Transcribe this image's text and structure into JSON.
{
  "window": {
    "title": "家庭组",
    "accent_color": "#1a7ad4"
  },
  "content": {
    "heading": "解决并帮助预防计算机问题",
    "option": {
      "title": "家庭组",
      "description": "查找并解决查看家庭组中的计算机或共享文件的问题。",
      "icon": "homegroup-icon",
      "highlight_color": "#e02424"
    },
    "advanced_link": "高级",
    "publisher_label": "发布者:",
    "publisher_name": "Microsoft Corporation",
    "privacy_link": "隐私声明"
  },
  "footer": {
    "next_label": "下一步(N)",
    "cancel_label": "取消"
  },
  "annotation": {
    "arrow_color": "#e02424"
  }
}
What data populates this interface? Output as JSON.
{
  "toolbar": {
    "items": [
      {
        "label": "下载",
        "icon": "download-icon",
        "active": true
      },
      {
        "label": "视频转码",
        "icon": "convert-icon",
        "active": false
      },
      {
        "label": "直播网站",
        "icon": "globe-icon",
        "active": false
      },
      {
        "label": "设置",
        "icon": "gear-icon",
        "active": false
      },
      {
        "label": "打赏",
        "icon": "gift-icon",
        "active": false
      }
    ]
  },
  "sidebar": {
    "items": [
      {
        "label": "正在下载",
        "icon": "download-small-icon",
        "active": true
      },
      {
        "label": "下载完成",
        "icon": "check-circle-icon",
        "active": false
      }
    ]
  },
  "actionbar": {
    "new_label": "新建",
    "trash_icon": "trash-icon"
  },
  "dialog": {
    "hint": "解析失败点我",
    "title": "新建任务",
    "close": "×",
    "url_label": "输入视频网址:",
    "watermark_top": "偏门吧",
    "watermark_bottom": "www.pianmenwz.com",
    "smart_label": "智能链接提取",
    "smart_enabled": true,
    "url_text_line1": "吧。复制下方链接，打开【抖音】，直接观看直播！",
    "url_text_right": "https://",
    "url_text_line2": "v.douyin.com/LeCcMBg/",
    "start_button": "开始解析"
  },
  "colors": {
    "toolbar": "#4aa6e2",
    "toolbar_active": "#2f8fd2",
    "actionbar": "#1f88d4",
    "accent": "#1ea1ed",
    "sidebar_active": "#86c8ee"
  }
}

※ ※ ※

Repeat the data above, word for word.

Transcribe this image's text and structure into JSON.
{
  "window": {
    "title": "家庭组",
    "accent_color": "#1a7ad4"
  },
  "content": {
    "heading": "解决并帮助预防计算机问题",
    "option": {
      "title": "家庭组",
      "description": "查找并解决查看家庭组中的计算机或共享文件的问题。",
      "icon": "homegroup-icon",
      "highlight_color": "#e02424"
    },
    "advanced_link": "高级",
    "publisher_label": "发布者:",
    "publisher_name": "Microsoft Corporation",
    "privacy_link": "隐私声明"
  },
  "footer": {
    "next_label": "下一步(N)",
    "cancel_label": "取消"
  },
  "annotation": {
    "arrow_color": "#e02424"
  }
}
What data populates this interface? Output as JSON.
{
  "toolbar": {
    "items": [
      {
        "label": "下载",
        "icon": "download-icon",
        "active": true
      },
      {
        "label": "视频转码",
        "icon": "convert-icon",
        "active": false
      },
      {
        "label": "直播网站",
        "icon": "globe-icon",
        "active": false
      },
      {
        "label": "设置",
        "icon": "gear-icon",
        "active": false
      },
      {
        "label": "打赏",
        "icon": "gift-icon",
        "active": false
      }
    ]
  },
  "sidebar": {
    "items": [
      {
        "label": "正在下载",
        "icon": "download-small-icon",
        "active": true
      },
      {
        "label": "下载完成",
        "icon": "check-circle-icon",
        "active": false
      }
    ]
  },
  "actionbar": {
    "new_label": "新建",
    "trash_icon": "trash-icon"
  },
  "dialog": {
    "hint": "解析失败点我",
    "title": "新建任务",
    "close": "×",
    "url_label": "输入视频网址:",
    "watermark_top": "偏门吧",
    "watermark_bottom": "www.pianmenwz.com",
    "smart_label": "智能链接提取",
    "smart_enabled": true,
    "url_text_line1": "吧。复制下方链接，打开【抖音】，直接观看直播！",
    "url_text_right": "https://",
    "url_text_line2": "v.douyin.com/LeCcMBg/",
    "start_button": "开始解析"
  },
  "colors": {
    "toolbar": "#4aa6e2",
    "toolbar_active": "#2f8fd2",
    "actionbar": "#1f88d4",
    "accent": "#1ea1ed",
    "sidebar_active": "#86c8ee"
  }
}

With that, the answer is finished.